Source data
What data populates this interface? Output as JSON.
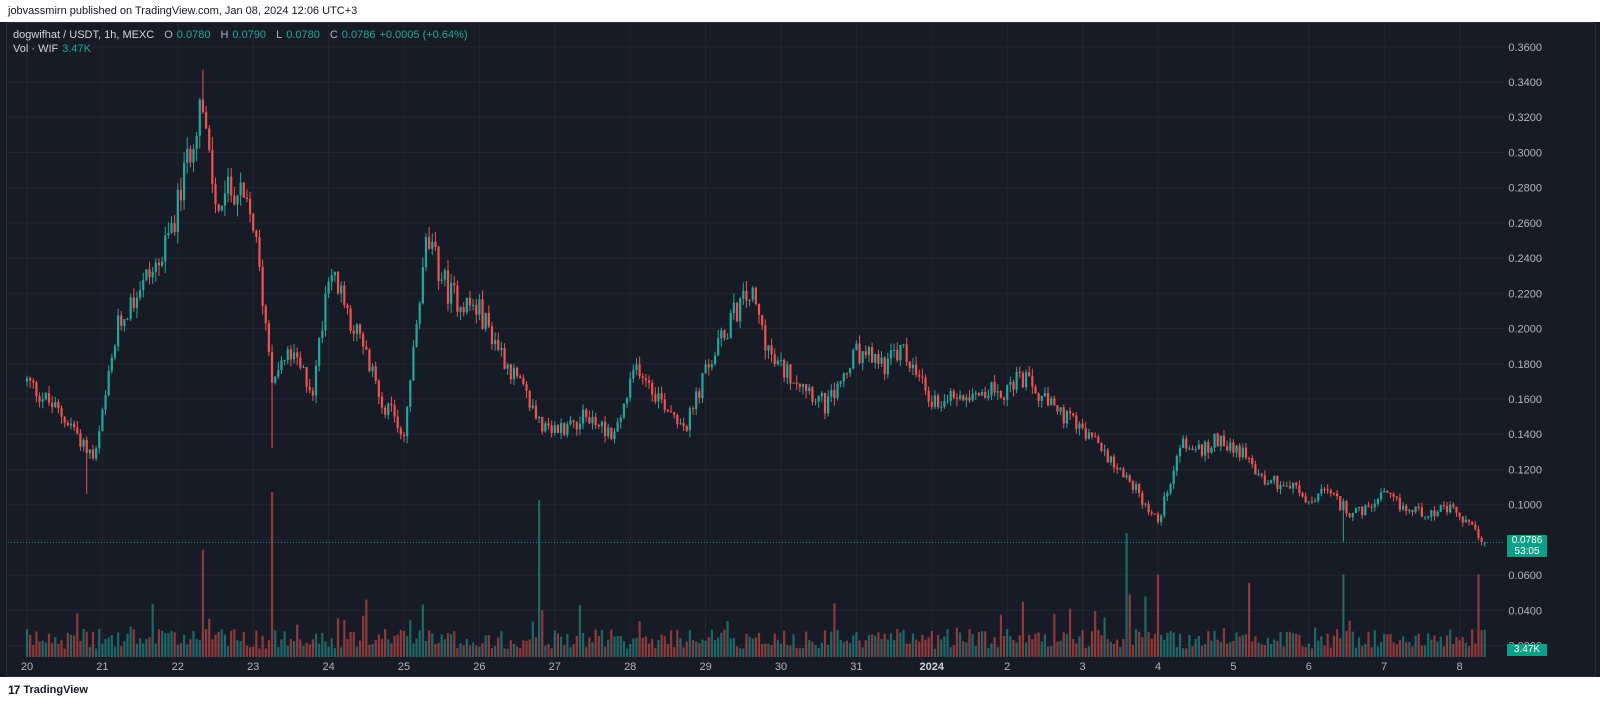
{
  "header": {
    "published_text": "jobvassmirn published on TradingView.com, Jan 08, 2024 12:06 UTC+3"
  },
  "legend": {
    "symbol": "dogwifhat / USDT, 1h, MEXC",
    "o_label": "O",
    "o_value": "0.0780",
    "h_label": "H",
    "h_value": "0.0790",
    "l_label": "L",
    "l_value": "0.0780",
    "c_label": "C",
    "c_value": "0.0786",
    "change": "+0.0005 (+0.64%)",
    "vol_label": "Vol · WIF",
    "vol_value": "3.47K"
  },
  "price_tag": {
    "price": "0.0786",
    "countdown": "53:05"
  },
  "vol_tag": "3.47K",
  "footer": {
    "logo_mark": "17",
    "brand": "TradingView"
  },
  "colors": {
    "up": "#26a69a",
    "down": "#ef5350",
    "background": "#161a25",
    "grid": "#232632",
    "axis_text": "#b2b5be"
  },
  "chart_data": {
    "type": "candlestick",
    "title": "dogwifhat / USDT, 1h, MEXC",
    "y_ticks": [
      "0.3600",
      "0.3400",
      "0.3200",
      "0.3000",
      "0.2800",
      "0.2600",
      "0.2400",
      "0.2200",
      "0.2000",
      "0.1800",
      "0.1600",
      "0.1400",
      "0.1200",
      "0.1000",
      "0.0800",
      "0.0600",
      "0.0400",
      "0.0200"
    ],
    "ylim": [
      0.0135,
      0.3735
    ],
    "x_ticks": [
      "20",
      "21",
      "22",
      "23",
      "24",
      "25",
      "26",
      "27",
      "28",
      "29",
      "30",
      "31",
      "2024",
      "2",
      "3",
      "4",
      "5",
      "6",
      "7",
      "8"
    ],
    "x_tick_bold": [
      "2024"
    ],
    "close_anchors": [
      {
        "date": "20",
        "close": 0.17
      },
      {
        "date": "20.6",
        "close": 0.145
      },
      {
        "date": "20.9",
        "close": 0.125
      },
      {
        "date": "21.2",
        "close": 0.2
      },
      {
        "date": "21.5",
        "close": 0.225
      },
      {
        "date": "21.8",
        "close": 0.24
      },
      {
        "date": "22.0",
        "close": 0.27
      },
      {
        "date": "22.3",
        "close": 0.33
      },
      {
        "date": "22.5",
        "close": 0.27
      },
      {
        "date": "22.75",
        "close": 0.28
      },
      {
        "date": "23.0",
        "close": 0.26
      },
      {
        "date": "23.25",
        "close": 0.175
      },
      {
        "date": "23.5",
        "close": 0.185
      },
      {
        "date": "23.8",
        "close": 0.165
      },
      {
        "date": "24.0",
        "close": 0.235
      },
      {
        "date": "24.4",
        "close": 0.195
      },
      {
        "date": "24.7",
        "close": 0.16
      },
      {
        "date": "25.0",
        "close": 0.14
      },
      {
        "date": "25.3",
        "close": 0.25
      },
      {
        "date": "25.6",
        "close": 0.22
      },
      {
        "date": "26.0",
        "close": 0.21
      },
      {
        "date": "26.5",
        "close": 0.17
      },
      {
        "date": "26.9",
        "close": 0.14
      },
      {
        "date": "27.4",
        "close": 0.15
      },
      {
        "date": "27.8",
        "close": 0.14
      },
      {
        "date": "28.1",
        "close": 0.18
      },
      {
        "date": "28.4",
        "close": 0.16
      },
      {
        "date": "28.75",
        "close": 0.145
      },
      {
        "date": "29.0",
        "close": 0.175
      },
      {
        "date": "29.4",
        "close": 0.21
      },
      {
        "date": "29.6",
        "close": 0.22
      },
      {
        "date": "29.9",
        "close": 0.18
      },
      {
        "date": "30.3",
        "close": 0.17
      },
      {
        "date": "30.6",
        "close": 0.155
      },
      {
        "date": "31.0",
        "close": 0.185
      },
      {
        "date": "31.4",
        "close": 0.18
      },
      {
        "date": "31.6",
        "close": 0.188
      },
      {
        "date": "1.0",
        "close": 0.158
      },
      {
        "date": "1.5",
        "close": 0.165
      },
      {
        "date": "2.0",
        "close": 0.165
      },
      {
        "date": "2.2",
        "close": 0.172
      },
      {
        "date": "2.5",
        "close": 0.158
      },
      {
        "date": "2.9",
        "close": 0.145
      },
      {
        "date": "3.3",
        "close": 0.13
      },
      {
        "date": "3.6",
        "close": 0.115
      },
      {
        "date": "4.0",
        "close": 0.09
      },
      {
        "date": "4.3",
        "close": 0.135
      },
      {
        "date": "4.6",
        "close": 0.13
      },
      {
        "date": "4.8",
        "close": 0.138
      },
      {
        "date": "5.1",
        "close": 0.13
      },
      {
        "date": "5.4",
        "close": 0.115
      },
      {
        "date": "5.8",
        "close": 0.11
      },
      {
        "date": "6.0",
        "close": 0.1
      },
      {
        "date": "6.2",
        "close": 0.108
      },
      {
        "date": "6.5",
        "close": 0.097
      },
      {
        "date": "6.7",
        "close": 0.095
      },
      {
        "date": "7.0",
        "close": 0.105
      },
      {
        "date": "7.3",
        "close": 0.097
      },
      {
        "date": "7.6",
        "close": 0.096
      },
      {
        "date": "7.9",
        "close": 0.097
      },
      {
        "date": "8.15",
        "close": 0.087
      },
      {
        "date": "8.35",
        "close": 0.0786
      }
    ],
    "notable_wicks": [
      {
        "date": "22.35",
        "high": 0.347
      },
      {
        "date": "23.25",
        "low": 0.132
      },
      {
        "date": "20.8",
        "low": 0.106
      },
      {
        "date": "6.45",
        "low": 0.079
      }
    ],
    "last": {
      "open": 0.078,
      "high": 0.079,
      "low": 0.078,
      "close": 0.0786
    },
    "volume_label": "Vol · WIF",
    "volume_last": "3.47K",
    "volume_spikes": [
      {
        "date": "23.25",
        "rel": 1.0
      },
      {
        "date": "26.8",
        "rel": 0.95
      },
      {
        "date": "22.35",
        "rel": 0.65
      },
      {
        "date": "3.6",
        "rel": 0.75
      },
      {
        "date": "8.25",
        "rel": 0.5
      },
      {
        "date": "6.45",
        "rel": 0.5
      },
      {
        "date": "4.0",
        "rel": 0.5
      },
      {
        "date": "5.2",
        "rel": 0.45
      }
    ]
  }
}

# Job
Repeat the material above word for word, please, apart from its images.

# Answer below
What data populates this interface? Output as JSON.
{
  "header": {
    "published_text": "jobvassmirn published on TradingView.com, Jan 08, 2024 12:06 UTC+3"
  },
  "legend": {
    "symbol": "dogwifhat / USDT, 1h, MEXC",
    "o_label": "O",
    "o_value": "0.0780",
    "h_label": "H",
    "h_value": "0.0790",
    "l_label": "L",
    "l_value": "0.0780",
    "c_label": "C",
    "c_value": "0.0786",
    "change": "+0.0005 (+0.64%)",
    "vol_label": "Vol · WIF",
    "vol_value": "3.47K"
  },
  "price_tag": {
    "price": "0.0786",
    "countdown": "53:05"
  },
  "vol_tag": "3.47K",
  "footer": {
    "logo_mark": "17",
    "brand": "TradingView"
  },
  "colors": {
    "up": "#26a69a",
    "down": "#ef5350",
    "background": "#161a25",
    "grid": "#232632",
    "axis_text": "#b2b5be"
  },
  "chart_data": {
    "type": "candlestick",
    "title": "dogwifhat / USDT, 1h, MEXC",
    "y_ticks": [
      "0.3600",
      "0.3400",
      "0.3200",
      "0.3000",
      "0.2800",
      "0.2600",
      "0.2400",
      "0.2200",
      "0.2000",
      "0.1800",
      "0.1600",
      "0.1400",
      "0.1200",
      "0.1000",
      "0.0800",
      "0.0600",
      "0.0400",
      "0.0200"
    ],
    "ylim": [
      0.0135,
      0.3735
    ],
    "x_ticks": [
      "20",
      "21",
      "22",
      "23",
      "24",
      "25",
      "26",
      "27",
      "28",
      "29",
      "30",
      "31",
      "2024",
      "2",
      "3",
      "4",
      "5",
      "6",
      "7",
      "8"
    ],
    "x_tick_bold": [
      "2024"
    ],
    "close_anchors": [
      {
        "date": "20",
        "close": 0.17
      },
      {
        "date": "20.6",
        "close": 0.145
      },
      {
        "date": "20.9",
        "close": 0.125
      },
      {
        "date": "21.2",
        "close": 0.2
      },
      {
        "date": "21.5",
        "close": 0.225
      },
      {
        "date": "21.8",
        "close": 0.24
      },
      {
        "date": "22.0",
        "close": 0.27
      },
      {
        "date": "22.3",
        "close": 0.33
      },
      {
        "date": "22.5",
        "close": 0.27
      },
      {
        "date": "22.75",
        "close": 0.28
      },
      {
        "date": "23.0",
        "close": 0.26
      },
      {
        "date": "23.25",
        "close": 0.175
      },
      {
        "date": "23.5",
        "close": 0.185
      },
      {
        "date": "23.8",
        "close": 0.165
      },
      {
        "date": "24.0",
        "close": 0.235
      },
      {
        "date": "24.4",
        "close": 0.195
      },
      {
        "date": "24.7",
        "close": 0.16
      },
      {
        "date": "25.0",
        "close": 0.14
      },
      {
        "date": "25.3",
        "close": 0.25
      },
      {
        "date": "25.6",
        "close": 0.22
      },
      {
        "date": "26.0",
        "close": 0.21
      },
      {
        "date": "26.5",
        "close": 0.17
      },
      {
        "date": "26.9",
        "close": 0.14
      },
      {
        "date": "27.4",
        "close": 0.15
      },
      {
        "date": "27.8",
        "close": 0.14
      },
      {
        "date": "28.1",
        "close": 0.18
      },
      {
        "date": "28.4",
        "close": 0.16
      },
      {
        "date": "28.75",
        "close": 0.145
      },
      {
        "date": "29.0",
        "close": 0.175
      },
      {
        "date": "29.4",
        "close": 0.21
      },
      {
        "date": "29.6",
        "close": 0.22
      },
      {
        "date": "29.9",
        "close": 0.18
      },
      {
        "date": "30.3",
        "close": 0.17
      },
      {
        "date": "30.6",
        "close": 0.155
      },
      {
        "date": "31.0",
        "close": 0.185
      },
      {
        "date": "31.4",
        "close": 0.18
      },
      {
        "date": "31.6",
        "close": 0.188
      },
      {
        "date": "1.0",
        "close": 0.158
      },
      {
        "date": "1.5",
        "close": 0.165
      },
      {
        "date": "2.0",
        "close": 0.165
      },
      {
        "date": "2.2",
        "close": 0.172
      },
      {
        "date": "2.5",
        "close": 0.158
      },
      {
        "date": "2.9",
        "close": 0.145
      },
      {
        "date": "3.3",
        "close": 0.13
      },
      {
        "date": "3.6",
        "close": 0.115
      },
      {
        "date": "4.0",
        "close": 0.09
      },
      {
        "date": "4.3",
        "close": 0.135
      },
      {
        "date": "4.6",
        "close": 0.13
      },
      {
        "date": "4.8",
        "close": 0.138
      },
      {
        "date": "5.1",
        "close": 0.13
      },
      {
        "date": "5.4",
        "close": 0.115
      },
      {
        "date": "5.8",
        "close": 0.11
      },
      {
        "date": "6.0",
        "close": 0.1
      },
      {
        "date": "6.2",
        "close": 0.108
      },
      {
        "date": "6.5",
        "close": 0.097
      },
      {
        "date": "6.7",
        "close": 0.095
      },
      {
        "date": "7.0",
        "close": 0.105
      },
      {
        "date": "7.3",
        "close": 0.097
      },
      {
        "date": "7.6",
        "close": 0.096
      },
      {
        "date": "7.9",
        "close": 0.097
      },
      {
        "date": "8.15",
        "close": 0.087
      },
      {
        "date": "8.35",
        "close": 0.0786
      }
    ],
    "notable_wicks": [
      {
        "date": "22.35",
        "high": 0.347
      },
      {
        "date": "23.25",
        "low": 0.132
      },
      {
        "date": "20.8",
        "low": 0.106
      },
      {
        "date": "6.45",
        "low": 0.079
      }
    ],
    "last": {
      "open": 0.078,
      "high": 0.079,
      "low": 0.078,
      "close": 0.0786
    },
    "volume_label": "Vol · WIF",
    "volume_last": "3.47K",
    "volume_spikes": [
      {
        "date": "23.25",
        "rel": 1.0
      },
      {
        "date": "26.8",
        "rel": 0.95
      },
      {
        "date": "22.35",
        "rel": 0.65
      },
      {
        "date": "3.6",
        "rel": 0.75
      },
      {
        "date": "8.25",
        "rel": 0.5
      },
      {
        "date": "6.45",
        "rel": 0.5
      },
      {
        "date": "4.0",
        "rel": 0.5
      },
      {
        "date": "5.2",
        "rel": 0.45
      }
    ]
  }
}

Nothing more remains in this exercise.